▶ Problem statement:
For each line that holds "Online", copy the line out.

▶ Supplied records:
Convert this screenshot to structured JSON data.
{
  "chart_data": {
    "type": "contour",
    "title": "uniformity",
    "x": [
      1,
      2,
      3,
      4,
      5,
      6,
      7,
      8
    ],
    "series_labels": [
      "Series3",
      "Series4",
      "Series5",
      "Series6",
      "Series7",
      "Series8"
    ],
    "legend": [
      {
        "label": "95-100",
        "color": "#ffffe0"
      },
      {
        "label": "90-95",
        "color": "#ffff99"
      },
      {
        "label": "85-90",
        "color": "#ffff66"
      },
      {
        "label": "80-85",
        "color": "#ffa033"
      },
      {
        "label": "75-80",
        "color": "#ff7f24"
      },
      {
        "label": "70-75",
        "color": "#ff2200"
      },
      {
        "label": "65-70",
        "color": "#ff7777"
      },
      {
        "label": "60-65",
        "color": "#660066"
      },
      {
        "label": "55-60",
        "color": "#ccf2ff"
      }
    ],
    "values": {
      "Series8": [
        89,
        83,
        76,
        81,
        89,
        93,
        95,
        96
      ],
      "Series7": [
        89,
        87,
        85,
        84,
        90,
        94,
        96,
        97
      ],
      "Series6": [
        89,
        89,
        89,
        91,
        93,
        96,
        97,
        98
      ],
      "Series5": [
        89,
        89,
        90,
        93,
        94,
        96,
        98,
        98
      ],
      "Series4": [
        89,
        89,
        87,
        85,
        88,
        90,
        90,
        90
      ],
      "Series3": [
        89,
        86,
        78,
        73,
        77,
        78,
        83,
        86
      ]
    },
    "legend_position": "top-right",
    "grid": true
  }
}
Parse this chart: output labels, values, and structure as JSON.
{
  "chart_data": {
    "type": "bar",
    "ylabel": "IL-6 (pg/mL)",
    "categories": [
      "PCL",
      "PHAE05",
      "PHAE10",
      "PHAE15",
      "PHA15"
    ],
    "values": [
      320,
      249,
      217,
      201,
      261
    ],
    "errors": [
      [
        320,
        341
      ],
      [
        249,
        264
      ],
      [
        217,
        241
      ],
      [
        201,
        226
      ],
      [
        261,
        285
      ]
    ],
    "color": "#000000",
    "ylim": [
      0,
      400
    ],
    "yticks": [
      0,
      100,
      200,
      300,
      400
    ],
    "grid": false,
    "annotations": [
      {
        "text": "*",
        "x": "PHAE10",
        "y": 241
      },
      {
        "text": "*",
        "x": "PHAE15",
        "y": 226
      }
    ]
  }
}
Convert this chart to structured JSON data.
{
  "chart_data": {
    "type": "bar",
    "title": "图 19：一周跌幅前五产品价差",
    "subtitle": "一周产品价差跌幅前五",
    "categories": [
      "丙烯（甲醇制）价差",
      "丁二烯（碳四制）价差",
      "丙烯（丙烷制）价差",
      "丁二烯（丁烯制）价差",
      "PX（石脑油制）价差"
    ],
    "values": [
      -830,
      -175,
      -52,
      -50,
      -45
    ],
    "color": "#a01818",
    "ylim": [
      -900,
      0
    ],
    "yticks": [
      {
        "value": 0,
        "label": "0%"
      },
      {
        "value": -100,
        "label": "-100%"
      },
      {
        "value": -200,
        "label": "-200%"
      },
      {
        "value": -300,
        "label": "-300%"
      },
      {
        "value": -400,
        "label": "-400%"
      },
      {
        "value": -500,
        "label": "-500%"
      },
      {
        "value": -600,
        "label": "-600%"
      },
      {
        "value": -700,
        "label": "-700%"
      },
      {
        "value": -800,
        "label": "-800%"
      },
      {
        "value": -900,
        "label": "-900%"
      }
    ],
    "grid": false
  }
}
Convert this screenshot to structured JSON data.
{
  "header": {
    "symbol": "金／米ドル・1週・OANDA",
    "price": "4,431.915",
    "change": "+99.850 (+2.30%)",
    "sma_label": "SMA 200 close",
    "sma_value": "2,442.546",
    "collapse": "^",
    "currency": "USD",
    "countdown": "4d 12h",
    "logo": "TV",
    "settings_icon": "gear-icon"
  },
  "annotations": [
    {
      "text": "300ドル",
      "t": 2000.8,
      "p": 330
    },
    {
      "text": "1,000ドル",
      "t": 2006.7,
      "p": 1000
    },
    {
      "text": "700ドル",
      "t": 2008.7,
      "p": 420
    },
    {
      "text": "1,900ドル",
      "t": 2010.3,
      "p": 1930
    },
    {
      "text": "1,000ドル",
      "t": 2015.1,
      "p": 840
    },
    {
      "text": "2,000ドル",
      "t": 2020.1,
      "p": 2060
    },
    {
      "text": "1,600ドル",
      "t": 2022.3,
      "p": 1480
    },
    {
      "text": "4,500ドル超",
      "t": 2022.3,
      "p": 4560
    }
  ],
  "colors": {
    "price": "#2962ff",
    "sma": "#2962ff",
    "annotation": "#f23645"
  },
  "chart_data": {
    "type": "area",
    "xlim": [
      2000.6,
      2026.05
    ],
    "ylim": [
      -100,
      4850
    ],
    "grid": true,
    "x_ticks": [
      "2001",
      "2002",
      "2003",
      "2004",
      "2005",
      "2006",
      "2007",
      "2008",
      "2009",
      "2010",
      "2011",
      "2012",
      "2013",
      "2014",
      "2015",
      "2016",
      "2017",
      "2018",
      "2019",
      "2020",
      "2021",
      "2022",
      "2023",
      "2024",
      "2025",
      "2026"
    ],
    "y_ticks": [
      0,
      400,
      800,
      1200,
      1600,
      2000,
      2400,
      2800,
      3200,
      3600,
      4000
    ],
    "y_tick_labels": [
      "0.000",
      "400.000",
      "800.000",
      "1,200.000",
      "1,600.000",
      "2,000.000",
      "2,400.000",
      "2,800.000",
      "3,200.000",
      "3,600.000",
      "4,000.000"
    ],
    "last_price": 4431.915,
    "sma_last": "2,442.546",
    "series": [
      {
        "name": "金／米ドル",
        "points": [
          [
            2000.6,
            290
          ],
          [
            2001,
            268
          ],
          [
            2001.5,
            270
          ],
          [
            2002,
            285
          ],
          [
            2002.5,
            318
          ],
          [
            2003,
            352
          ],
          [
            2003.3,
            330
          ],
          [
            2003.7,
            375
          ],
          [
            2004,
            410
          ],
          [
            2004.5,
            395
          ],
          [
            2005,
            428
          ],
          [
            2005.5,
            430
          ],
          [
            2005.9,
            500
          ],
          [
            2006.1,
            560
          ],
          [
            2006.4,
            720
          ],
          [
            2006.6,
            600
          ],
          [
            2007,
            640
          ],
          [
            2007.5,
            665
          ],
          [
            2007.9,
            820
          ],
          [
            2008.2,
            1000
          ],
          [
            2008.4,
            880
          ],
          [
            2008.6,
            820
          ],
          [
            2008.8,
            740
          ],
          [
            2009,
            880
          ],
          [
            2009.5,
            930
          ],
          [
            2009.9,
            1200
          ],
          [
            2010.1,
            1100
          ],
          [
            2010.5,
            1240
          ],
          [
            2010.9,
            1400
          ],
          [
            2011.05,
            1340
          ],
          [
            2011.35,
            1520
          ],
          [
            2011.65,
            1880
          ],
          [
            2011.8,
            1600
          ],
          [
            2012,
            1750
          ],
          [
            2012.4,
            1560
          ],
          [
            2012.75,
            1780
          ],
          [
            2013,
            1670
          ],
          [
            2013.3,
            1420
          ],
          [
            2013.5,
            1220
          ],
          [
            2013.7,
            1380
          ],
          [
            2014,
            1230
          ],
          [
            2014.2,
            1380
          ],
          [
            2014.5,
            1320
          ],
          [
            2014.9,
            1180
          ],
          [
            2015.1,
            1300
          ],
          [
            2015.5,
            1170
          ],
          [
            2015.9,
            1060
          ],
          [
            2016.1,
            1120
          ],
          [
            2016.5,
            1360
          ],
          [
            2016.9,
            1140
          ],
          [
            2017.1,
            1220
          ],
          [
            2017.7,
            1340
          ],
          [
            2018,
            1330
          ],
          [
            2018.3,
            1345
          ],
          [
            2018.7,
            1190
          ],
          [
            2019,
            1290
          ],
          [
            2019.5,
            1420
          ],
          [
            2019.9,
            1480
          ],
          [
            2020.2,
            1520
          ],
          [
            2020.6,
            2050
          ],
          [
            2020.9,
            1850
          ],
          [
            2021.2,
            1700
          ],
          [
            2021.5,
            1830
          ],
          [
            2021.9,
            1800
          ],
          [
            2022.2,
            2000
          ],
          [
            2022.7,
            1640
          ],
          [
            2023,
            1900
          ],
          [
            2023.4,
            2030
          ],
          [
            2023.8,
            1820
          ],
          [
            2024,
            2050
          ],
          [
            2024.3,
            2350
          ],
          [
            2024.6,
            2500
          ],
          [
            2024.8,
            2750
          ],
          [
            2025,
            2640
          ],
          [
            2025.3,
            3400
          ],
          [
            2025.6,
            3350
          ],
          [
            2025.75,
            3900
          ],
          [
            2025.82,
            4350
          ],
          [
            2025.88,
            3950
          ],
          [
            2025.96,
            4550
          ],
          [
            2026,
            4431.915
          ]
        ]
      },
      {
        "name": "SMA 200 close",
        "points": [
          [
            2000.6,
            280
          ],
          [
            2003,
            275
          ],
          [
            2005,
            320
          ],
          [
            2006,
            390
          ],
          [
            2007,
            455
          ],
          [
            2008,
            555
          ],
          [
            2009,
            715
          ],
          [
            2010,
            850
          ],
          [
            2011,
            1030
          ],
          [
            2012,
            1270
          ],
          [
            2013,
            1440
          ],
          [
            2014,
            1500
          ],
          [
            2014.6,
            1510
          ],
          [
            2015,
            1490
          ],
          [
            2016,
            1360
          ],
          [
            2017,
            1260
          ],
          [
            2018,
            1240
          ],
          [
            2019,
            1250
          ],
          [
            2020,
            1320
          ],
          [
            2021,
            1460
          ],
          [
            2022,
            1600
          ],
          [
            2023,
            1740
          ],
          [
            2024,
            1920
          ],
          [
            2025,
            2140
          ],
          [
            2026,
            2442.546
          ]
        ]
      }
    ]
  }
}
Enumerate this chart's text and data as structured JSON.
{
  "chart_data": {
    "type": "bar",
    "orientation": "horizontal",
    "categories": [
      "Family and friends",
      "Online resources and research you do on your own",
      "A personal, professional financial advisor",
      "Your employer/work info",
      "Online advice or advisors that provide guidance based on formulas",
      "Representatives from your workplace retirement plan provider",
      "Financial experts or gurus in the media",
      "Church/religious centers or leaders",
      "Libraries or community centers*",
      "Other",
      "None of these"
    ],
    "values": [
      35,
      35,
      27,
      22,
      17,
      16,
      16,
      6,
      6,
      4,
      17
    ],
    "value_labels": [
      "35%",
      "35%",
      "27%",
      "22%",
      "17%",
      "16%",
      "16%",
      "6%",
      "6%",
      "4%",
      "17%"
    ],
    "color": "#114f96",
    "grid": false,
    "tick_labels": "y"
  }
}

▶ Result for this task:
      "Online resources and research you do on your own",
      "Online advice or advisors that provide guidance based on formulas",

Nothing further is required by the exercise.